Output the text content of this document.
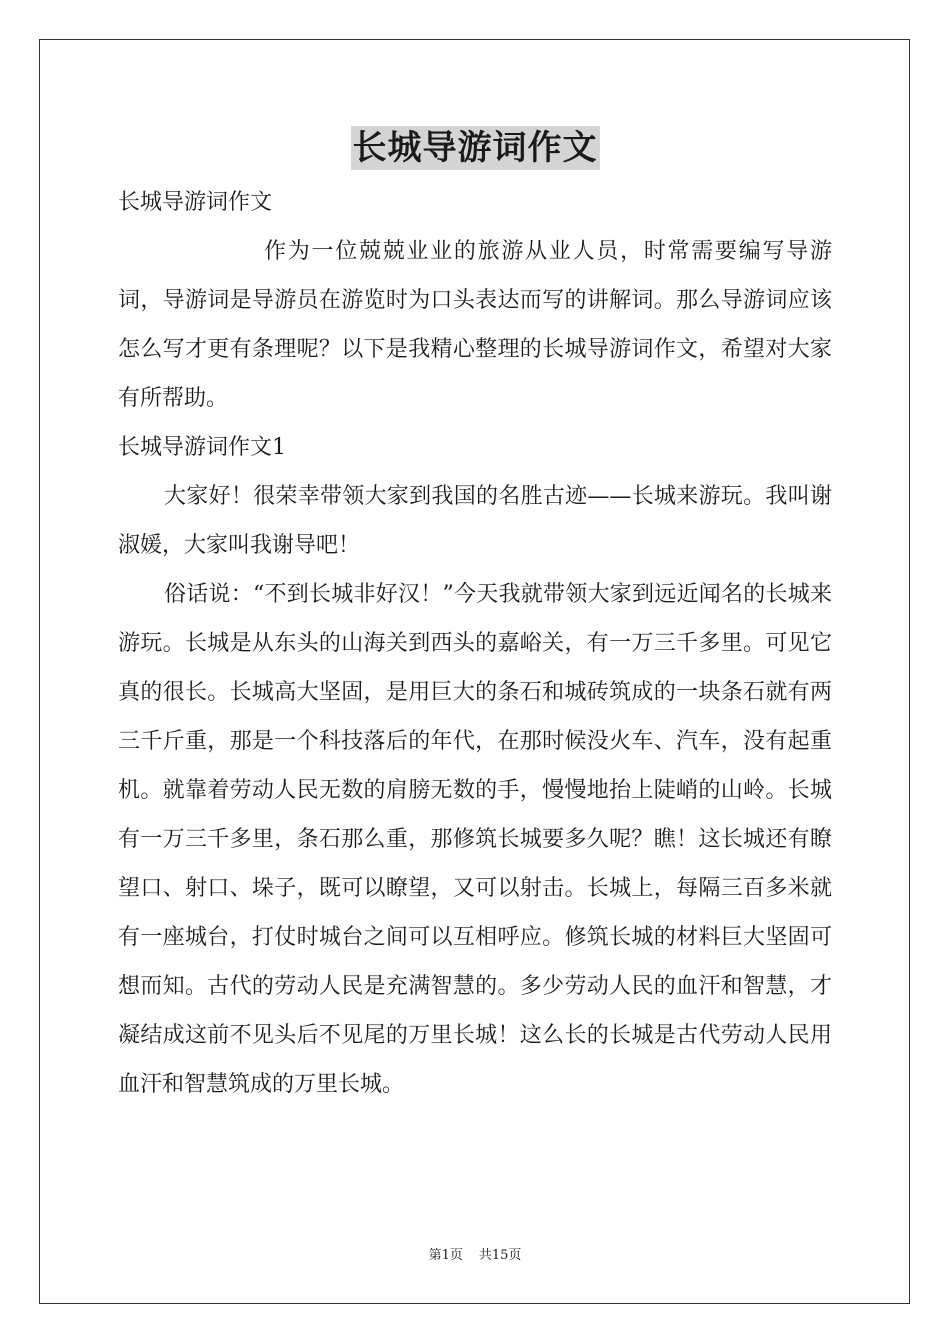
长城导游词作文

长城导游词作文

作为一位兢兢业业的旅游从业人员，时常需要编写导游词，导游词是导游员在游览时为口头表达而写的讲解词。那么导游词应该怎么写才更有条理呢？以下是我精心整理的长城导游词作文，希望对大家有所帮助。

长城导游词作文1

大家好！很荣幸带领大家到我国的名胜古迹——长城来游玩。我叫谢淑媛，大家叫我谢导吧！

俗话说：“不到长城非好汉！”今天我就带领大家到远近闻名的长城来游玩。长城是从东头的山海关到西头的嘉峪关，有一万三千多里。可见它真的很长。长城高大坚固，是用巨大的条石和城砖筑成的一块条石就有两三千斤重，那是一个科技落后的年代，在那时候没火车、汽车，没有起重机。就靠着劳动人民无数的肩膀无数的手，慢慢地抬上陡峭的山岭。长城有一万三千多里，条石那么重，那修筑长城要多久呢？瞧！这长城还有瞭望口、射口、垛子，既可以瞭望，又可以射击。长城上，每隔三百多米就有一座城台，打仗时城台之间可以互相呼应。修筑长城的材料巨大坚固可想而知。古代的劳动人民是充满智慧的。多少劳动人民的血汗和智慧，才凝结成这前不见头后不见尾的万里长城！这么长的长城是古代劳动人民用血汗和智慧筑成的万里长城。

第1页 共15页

**WHAT THE TASK ASKS:**
Leave out the pictures and transcribe everything else exactly.

**FULL OUTPUT:**
Output the text content of this document.
长城导游词作文

长城导游词作文

作为一位兢兢业业的旅游从业人员，时常需要编写导游词，导游词是导游员在游览时为口头表达而写的讲解词。那么导游词应该怎么写才更有条理呢？以下是我精心整理的长城导游词作文，希望对大家有所帮助。

长城导游词作文1

大家好！很荣幸带领大家到我国的名胜古迹——长城来游玩。我叫谢淑媛，大家叫我谢导吧！

俗话说：“不到长城非好汉！”今天我就带领大家到远近闻名的长城来游玩。长城是从东头的山海关到西头的嘉峪关，有一万三千多里。可见它真的很长。长城高大坚固，是用巨大的条石和城砖筑成的一块条石就有两三千斤重，那是一个科技落后的年代，在那时候没火车、汽车，没有起重机。就靠着劳动人民无数的肩膀无数的手，慢慢地抬上陡峭的山岭。长城有一万三千多里，条石那么重，那修筑长城要多久呢？瞧！这长城还有瞭望口、射口、垛子，既可以瞭望，又可以射击。长城上，每隔三百多米就有一座城台，打仗时城台之间可以互相呼应。修筑长城的材料巨大坚固可想而知。古代的劳动人民是充满智慧的。多少劳动人民的血汗和智慧，才凝结成这前不见头后不见尾的万里长城！这么长的长城是古代劳动人民用血汗和智慧筑成的万里长城。

第1页 共15页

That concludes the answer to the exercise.